■ SUPPLIED PASSAGE:

In 1953 in Danish Greenland, the United States made plans to expand its air base in Thule and signed a secret agreement with the Danish Government to remove 150 indigenous Inughuit people standing in the way. Families were reportedly given four days to move or face U.S. bulldozers. The Danish Government gave the Inughuits some blankets and tents and left them in exile in Qaanaaq, a forbidding village 125 miles from their native lands.
45
The expulsion severed the people’s connection to a homeland to which they were “intimately linked,” causing them physical and psychological harm and the loss of ancient hunting, fishing, and gathering skills, and endangering their entire existence as a people. In recent years, Danish courts have ruled the Danish Government’s actions illegal and a violation of the Inughuits’ human rights. And yet the courts said they have no right to return.
46

In the Marshall Islands’ Kwajalein Atoll, the U.S. military displaced hundreds between the end of World War II and the 1960s to create a missile-testing base. Most were deported to the small island of Ebeye, where the population increased from 20 prior to 1944 to several thousand by the 1960s in an area less than 27 square miles. In 1967, with overcrowding a major problem, U.S. authorities would remove 1,500 “unnecessary” people from Ebeye. Following protests from the Marshallese Government, they were later allowed to return.
47
By 1969, Ebeye was called “the most congested, unhealthful, and socially demoralized community in Micronesia.” A population of more than 4,500 was living in what was widely known as the “ghetto of the Pacific.”

■ SET TASKS:
1) In the passage on people displaced by U.S. military bases, how far was Qaanaaq from the Inughuits' native lands?
2) Resume the passage on people displaced by U.S. military bases, starting after its final sentence.
The lines that follow have no connection to the passage on people displaced by U.S. military bases.

■ DATA:

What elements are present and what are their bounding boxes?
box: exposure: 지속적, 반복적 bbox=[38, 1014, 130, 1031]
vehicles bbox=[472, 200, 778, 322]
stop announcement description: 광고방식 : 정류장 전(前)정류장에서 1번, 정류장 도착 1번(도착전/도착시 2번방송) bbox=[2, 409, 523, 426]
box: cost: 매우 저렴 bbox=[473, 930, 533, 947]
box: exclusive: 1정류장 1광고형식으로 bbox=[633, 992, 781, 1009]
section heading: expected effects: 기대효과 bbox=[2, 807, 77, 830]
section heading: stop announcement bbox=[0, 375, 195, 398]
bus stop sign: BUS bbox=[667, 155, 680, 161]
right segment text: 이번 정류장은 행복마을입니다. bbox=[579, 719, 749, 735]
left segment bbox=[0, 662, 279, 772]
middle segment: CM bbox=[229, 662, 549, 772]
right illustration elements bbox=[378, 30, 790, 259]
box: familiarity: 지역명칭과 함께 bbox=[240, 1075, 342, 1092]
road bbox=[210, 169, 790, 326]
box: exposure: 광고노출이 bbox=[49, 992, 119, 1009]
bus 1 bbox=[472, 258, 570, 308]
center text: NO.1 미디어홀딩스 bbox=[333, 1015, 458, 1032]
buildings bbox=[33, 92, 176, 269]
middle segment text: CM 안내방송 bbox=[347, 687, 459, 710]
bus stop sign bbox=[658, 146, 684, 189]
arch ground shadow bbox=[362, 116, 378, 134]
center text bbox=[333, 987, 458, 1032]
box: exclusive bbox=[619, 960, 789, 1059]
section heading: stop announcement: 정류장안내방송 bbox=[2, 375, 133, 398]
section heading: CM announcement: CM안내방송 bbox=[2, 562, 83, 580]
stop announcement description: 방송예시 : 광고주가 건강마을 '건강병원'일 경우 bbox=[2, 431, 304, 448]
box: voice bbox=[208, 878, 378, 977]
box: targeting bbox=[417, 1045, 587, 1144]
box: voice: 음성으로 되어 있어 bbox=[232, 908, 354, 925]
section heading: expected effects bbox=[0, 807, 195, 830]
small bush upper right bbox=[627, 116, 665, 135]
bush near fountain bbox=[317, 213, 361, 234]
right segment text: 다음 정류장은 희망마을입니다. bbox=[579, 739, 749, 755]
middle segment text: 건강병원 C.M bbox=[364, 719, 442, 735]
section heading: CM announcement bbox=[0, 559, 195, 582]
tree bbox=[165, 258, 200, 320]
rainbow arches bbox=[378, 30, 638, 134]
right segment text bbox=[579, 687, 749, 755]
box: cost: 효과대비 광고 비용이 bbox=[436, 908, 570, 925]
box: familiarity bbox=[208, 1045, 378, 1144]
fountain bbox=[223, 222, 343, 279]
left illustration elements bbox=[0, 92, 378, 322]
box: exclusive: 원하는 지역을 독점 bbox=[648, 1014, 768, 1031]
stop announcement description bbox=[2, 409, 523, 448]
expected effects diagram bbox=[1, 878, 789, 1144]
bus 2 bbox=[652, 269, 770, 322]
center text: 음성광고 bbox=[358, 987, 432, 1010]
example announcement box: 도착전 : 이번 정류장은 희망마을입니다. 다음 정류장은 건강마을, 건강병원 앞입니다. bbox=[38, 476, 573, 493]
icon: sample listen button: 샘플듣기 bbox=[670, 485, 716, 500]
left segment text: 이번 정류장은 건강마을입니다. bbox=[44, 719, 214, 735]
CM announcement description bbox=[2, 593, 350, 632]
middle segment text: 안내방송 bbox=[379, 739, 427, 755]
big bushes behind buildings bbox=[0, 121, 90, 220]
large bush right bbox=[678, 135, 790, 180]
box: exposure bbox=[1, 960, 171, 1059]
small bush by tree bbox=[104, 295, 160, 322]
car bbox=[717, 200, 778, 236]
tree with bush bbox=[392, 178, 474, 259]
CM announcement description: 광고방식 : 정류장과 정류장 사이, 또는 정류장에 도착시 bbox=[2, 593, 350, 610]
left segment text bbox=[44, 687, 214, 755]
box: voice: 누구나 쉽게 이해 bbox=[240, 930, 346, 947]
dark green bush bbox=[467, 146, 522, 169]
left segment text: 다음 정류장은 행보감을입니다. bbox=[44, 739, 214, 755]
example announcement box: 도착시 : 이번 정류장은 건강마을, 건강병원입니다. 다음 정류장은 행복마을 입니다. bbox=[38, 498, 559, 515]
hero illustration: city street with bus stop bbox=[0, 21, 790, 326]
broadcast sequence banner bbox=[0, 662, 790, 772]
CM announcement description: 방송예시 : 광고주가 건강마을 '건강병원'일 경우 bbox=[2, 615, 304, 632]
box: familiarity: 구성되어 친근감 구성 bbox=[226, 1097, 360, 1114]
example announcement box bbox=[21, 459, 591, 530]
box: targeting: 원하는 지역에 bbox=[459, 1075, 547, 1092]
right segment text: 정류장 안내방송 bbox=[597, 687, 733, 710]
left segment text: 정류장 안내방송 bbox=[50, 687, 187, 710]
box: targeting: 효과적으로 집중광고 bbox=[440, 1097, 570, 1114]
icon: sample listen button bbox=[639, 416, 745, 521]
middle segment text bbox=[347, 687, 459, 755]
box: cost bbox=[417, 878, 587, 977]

■ OUTPUTS BY TASK:
1) 125 miles

2)
48
By 1978, there were more than 8,000 people on the island, giving it the population density that one would find if the entire population of the United States moved to Connecticut. By 2001, the population reached more than 12,000.
49

The displacement of local peoples for bases may best be characterized as a kind of “strategic population cleansing,” which empires across many centuries have carried out for military purposes: That is, the “planned, deliberate removal from a certain territory of an undesirable population distinguished by one or more characteristics such as ethnic, religious, race, class, or sexual preference.”
50

In her study of Vieques, Katherine McCaffrey explains how “bases are frequently established on the political margins of national territory, on lands occupied by ethnic or cultural minorities or otherwise
disadvantaged populations.”
51
While the military generally selects base sites at a regional level on strategic grounds, McCaffrey points to how the selection of specific locations is heavily influenced at a local level by the ease of land acquisition. The ease with which the military can acquire land is in turn strongly related to the relative powerlessness of a group, which is linked to a number of factors including a group’s socially defined “race,”
**
ethnicity, nationality, numerical strength, and economic and political power.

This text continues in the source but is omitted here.